### Exercice court 1
Pouvez-vous restituer à l'identique le passage du texte sur les télécommunications par fibres optiques qui va de « Les télécommunications par » à « débit de transmission. » ?

### Extrait de texte
········
Les télécommunications par fibres optiques
Avant toute chose, il est bon de rappeler en quoi consistent les communications. Il s’agit de transmettre des informations entre un émetteur (source de l’information) et un récepteur distants l’un de l’autre. En pratique, un opérateur de communication fournit les moyens d’établir la liaison entre l’émetteur et le récepteur. En particulier, il met à disposition le matériel d’émission, de réception ainsi que vecteur de communication (fils électriques, fibres optiques, etc…). La quantité d’informations à véhiculer ne cessant d’augmenter, les opérateurs de télécommunications cherchent à accroître les capacités de leurs systèmes tout en limitant leurs coûts. En général, la méthode employée consiste à augmenter la quantité d’informations transmises en utilisant le même support physique, autrement dit améliorer le débit de transmission.
Les deux premiers choix techniques qui ont été effectués ont concerné la méthode d’envoi des informations et le vecteur de transmission. Dès le début, les informations ont été représentées sous forme numérique et transmises par modulation d’amplitude par tout ou rien (OOK pour On-Off Keying). Pour le vecteur de transmission, des années 1830 jusqu’au début des années 1980, c’est l’électricité qui a été retenue avec pour milieux successifs la paire torsadée (limitée par sa faible bande passante) et le câble coaxial. Les débits de 274 Mb/s sont réalisés avec des câbles coaxiaux commerciaux dès 1975. Cependant, dès les années 1960, l’idée d’utiliser la lumière comme moyen de transmission apparaît avec le début des lasers et les progrès en optique guidée. Elle ne devient commercialement effective qu’à partir de 1980, une fois maîtrisées la fabrication des lasers à semiconducteur émettant à 0,8 mm et la réalisation de fibres optiques à faibles pertes. La mise en place de ces systèmes optiques de première génération tient alors essentiellement au fait que l’atténuation du signal le long de la fibre permet de transmettre les informations sur 10 km (contre 1 km pour les câbles coaxiaux) sans avoir à les répéter. Le critère évaluant les performances devient alors le produit débit – longueur entre répéteurs : Db.Lg et atteint 450 Mb.km/s.
Les autres évolutions des systèmes de communications optiques visent à améliorer le produit Db.Lg et reposent sur l’exploitation de caractéristiques des fibres optiques (dispersion– atténuation), l’apparition des amplificateurs à fibre et l’utilisation du multiplexage en longueur d’onde. Ces éléments fondamentaux étant décrits dans les paragraphes suivants, nous indiquerons alors leur influence sur les communications optiques.
········
### Enregistrements

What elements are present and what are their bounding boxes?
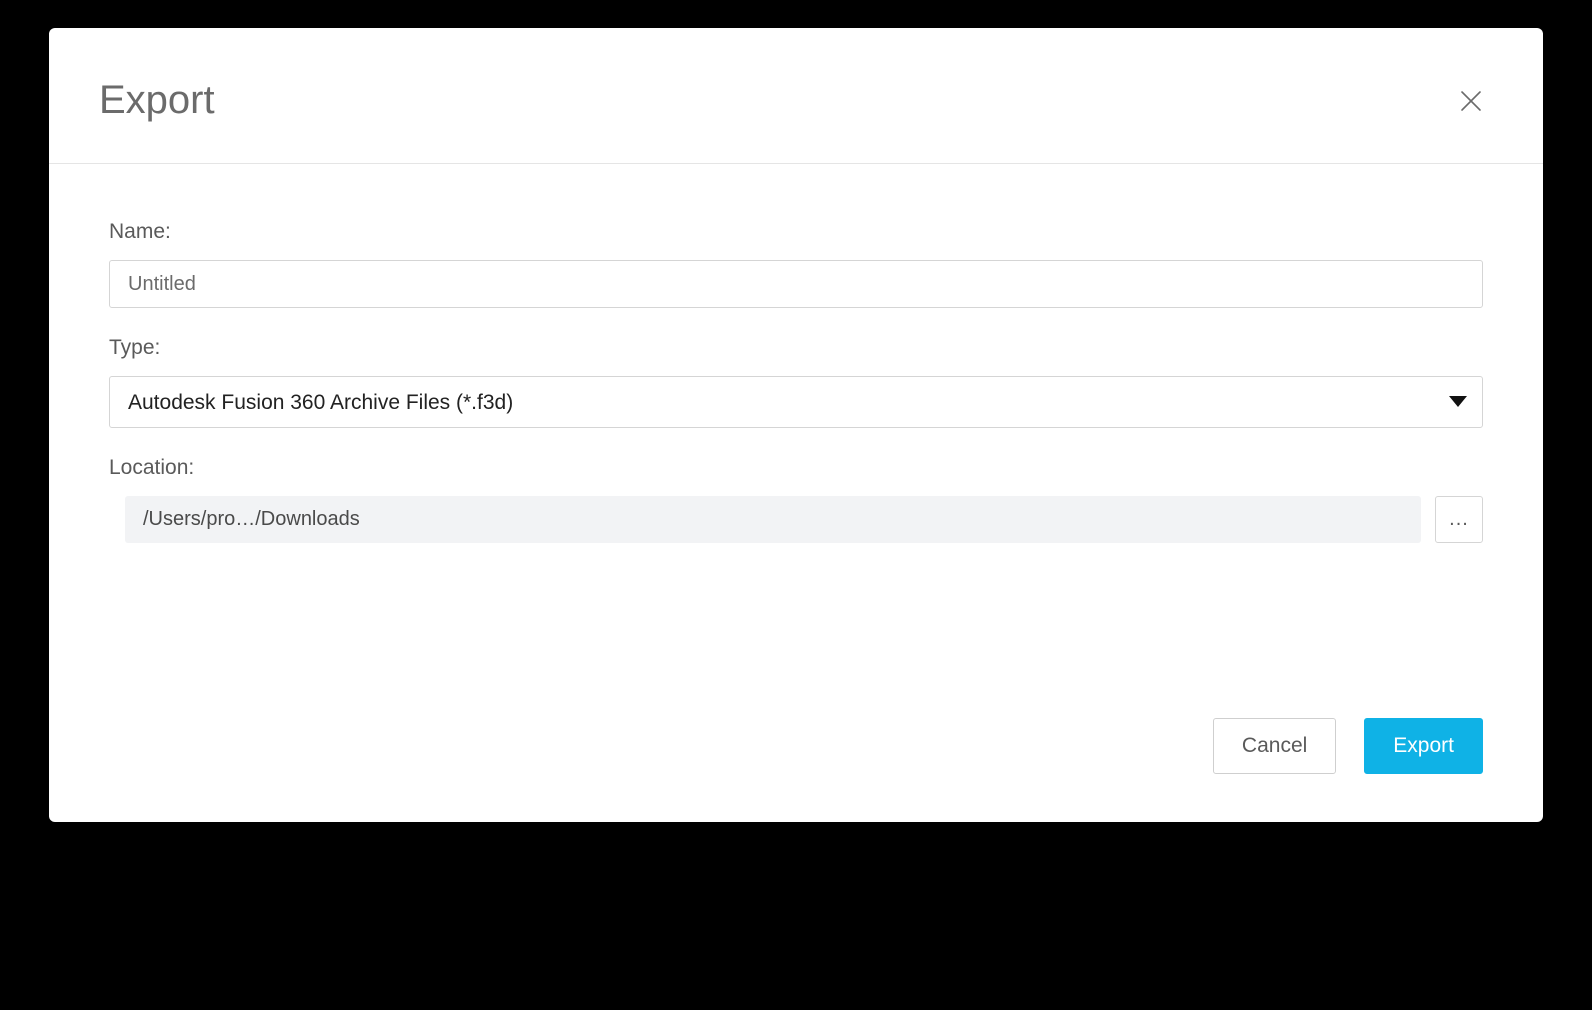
type-select-wrap: Autodesk Fusion 360 Archive Files (*.f3d…	[109, 376, 1483, 428]
location-path: /Users/pro…/Downloads	[125, 496, 1421, 543]
export-dialog: Export Name: Type: Autodesk Fusion 360 A…	[49, 28, 1543, 822]
type-select[interactable]: Autodesk Fusion 360 Archive Files (*.f3d…	[109, 376, 1483, 428]
type-label: Type:	[109, 336, 1483, 360]
export-button[interactable]: Export	[1364, 718, 1483, 774]
location-row: /Users/pro…/Downloads ...	[109, 496, 1483, 543]
dialog-title: Export	[99, 78, 215, 123]
dialog-body: Name: Type: Autodesk Fusion 360 Archive …	[49, 164, 1543, 718]
name-label: Name:	[109, 220, 1483, 244]
cancel-button[interactable]: Cancel	[1213, 718, 1336, 774]
name-field-group: Name:	[109, 220, 1483, 308]
close-icon[interactable]	[1459, 89, 1483, 113]
name-input[interactable]	[109, 260, 1483, 308]
location-label: Location:	[109, 456, 1483, 480]
dialog-header: Export	[49, 28, 1543, 164]
dialog-footer: Cancel Export	[49, 718, 1543, 822]
browse-button[interactable]: ...	[1435, 496, 1483, 543]
type-field-group: Type: Autodesk Fusion 360 Archive Files …	[109, 336, 1483, 428]
location-field-group: Location: /Users/pro…/Downloads ...	[109, 456, 1483, 543]
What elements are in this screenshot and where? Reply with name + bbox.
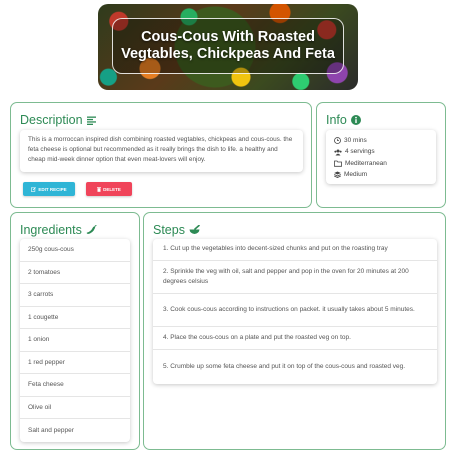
ingredient-item: 1 cougette: [20, 307, 130, 329]
hero-title-frame: Cous-Cous With Roasted Vegtables, Chickp…: [112, 18, 344, 74]
description-text: This is a morroccan inspired dish combin…: [28, 136, 293, 163]
step-item: 1. Cut up the vegetables into decent-siz…: [153, 239, 437, 261]
folder-icon: [334, 160, 342, 167]
info-circle-icon: [350, 115, 361, 125]
ingredients-list: 250g cous-cous 2 tomatoes 3 carrots 1 co…: [20, 239, 130, 442]
info-card: 30 mins 4 servings Mediterranean Medium: [326, 130, 436, 184]
pepper-icon: [86, 225, 97, 235]
delete-label: DELETE: [103, 186, 121, 192]
info-heading-text: Info: [326, 113, 347, 127]
info-time-value: 30 mins: [344, 137, 367, 144]
edit-recipe-label: EDIT RECIPE: [38, 186, 67, 192]
description-heading: Description: [20, 113, 96, 127]
edit-recipe-button[interactable]: EDIT RECIPE: [23, 182, 75, 196]
recipe-title: Cous-Cous With Roasted Vegtables, Chickp…: [121, 29, 335, 62]
ingredient-item: Salt and pepper: [28, 426, 74, 434]
info-heading: Info: [326, 113, 361, 127]
step-item: 2. Sprinkle the veg with oil, salt and p…: [153, 261, 437, 294]
description-panel: Description This is a morroccan inspired…: [10, 102, 312, 208]
align-left-icon: [86, 116, 96, 125]
ingredient-item: Feta cheese: [20, 374, 130, 397]
info-difficulty-value: Medium: [344, 171, 368, 179]
description-card: This is a morroccan inspired dish combin…: [20, 130, 303, 172]
description-heading-text: Description: [20, 113, 83, 127]
trash-icon: [97, 186, 102, 192]
delete-button[interactable]: DELETE: [86, 182, 132, 196]
steps-list: 1. Cut up the vegetables into decent-siz…: [153, 239, 437, 384]
ingredients-heading-text: Ingredients: [20, 223, 82, 237]
clock-icon: [334, 137, 341, 145]
step-item: 5. Crumble up some feta cheese and put i…: [163, 362, 406, 370]
ingredient-item: 1 onion: [20, 329, 130, 352]
ingredient-item: 250g cous-cous: [20, 239, 130, 262]
steps-heading: Steps: [153, 223, 200, 237]
info-time: 30 mins: [334, 135, 428, 146]
ingredient-item: Olive oil: [20, 397, 130, 419]
step-item: 4. Place the cous-cous on a plate and pu…: [153, 327, 437, 350]
ingredient-item: 2 tomatoes: [20, 262, 130, 284]
steps-panel: Steps 1. Cut up the vegetables into dece…: [143, 212, 446, 450]
ingredient-item: 1 red pepper: [20, 352, 130, 374]
users-icon: [334, 149, 342, 156]
info-cuisine: Mediterranean: [334, 158, 428, 169]
ingredients-panel: Ingredients 250g cous-cous 2 tomatoes 3 …: [10, 212, 140, 450]
info-panel: Info 30 mins 4 servings Mediterranean Me…: [316, 102, 446, 208]
steps-heading-text: Steps: [153, 223, 185, 237]
edit-icon: [31, 186, 37, 192]
info-cuisine-value: Mediterranean: [345, 159, 387, 167]
info-servings: 4 servings: [334, 146, 428, 157]
ingredient-item: 3 carrots: [20, 284, 130, 307]
hero-banner: Cous-Cous With Roasted Vegtables, Chickp…: [98, 4, 358, 90]
info-difficulty: Medium: [334, 169, 428, 180]
layer-group-icon: [334, 171, 341, 179]
ingredients-heading: Ingredients: [20, 223, 97, 237]
mortar-pestle-icon: [189, 225, 200, 235]
step-item: 3. Cook cous-cous according to instructi…: [153, 294, 437, 327]
info-servings-value: 4 servings: [345, 148, 375, 156]
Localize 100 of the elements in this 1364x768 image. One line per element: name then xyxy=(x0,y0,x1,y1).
········
### Exercice court 2
Pouvez-vous transcrire à l'identique, dans les enregistrements ci-dessus, les lignes allant de celle qui contient « type-select-wrap: Autodesk Fusion » à celle qui contient « 220, 1483, 244] », ces deux lignes incluses ?

### Réponse finale 1
Les télécommunications par fibres optiques
Avant toute chose, il est bon de rappeler en quoi consistent les communications. Il s’agit de transmettre des informations entre un émetteur (source de l’information) et un récepteur distants l’un de l’autre. En pratique, un opérateur de communication fournit les moyens d’établir la liaison entre l’émetteur et le récepteur. En particulier, il met à disposition le matériel d’émission, de réception ainsi que vecteur de communication (fils électriques, fibres optiques, etc…). La quantité d’informations à véhiculer ne cessant d’augmenter, les opérateurs de télécommunications cherchent à accroître les capacités de leurs systèmes tout en limitant leurs coûts. En général, la méthode employée consiste à augmenter la quantité d’informations transmises en utilisant le même support physique, autrement dit améliorer le débit de transmission.

### Réponse finale 2
type-select-wrap: Autodesk Fusion 360 Archive Files (*.f3d…	[109, 376, 1483, 428]
location-path: /Users/pro…/Downloads	[125, 496, 1421, 543]
export-dialog: Export Name: Type: Autodesk Fusion 360 A…	[49, 28, 1543, 822]
type-select[interactable]: Autodesk Fusion 360 Archive Files (*.f3d…	[109, 376, 1483, 428]
type-label: Type:	[109, 336, 1483, 360]
export-button[interactable]: Export	[1364, 718, 1483, 774]
location-row: /Users/pro…/Downloads ...	[109, 496, 1483, 543]
dialog-title: Export	[99, 78, 215, 123]
dialog-body: Name: Type: Autodesk Fusion 360 Archive …	[49, 164, 1543, 718]
name-label: Name:	[109, 220, 1483, 244]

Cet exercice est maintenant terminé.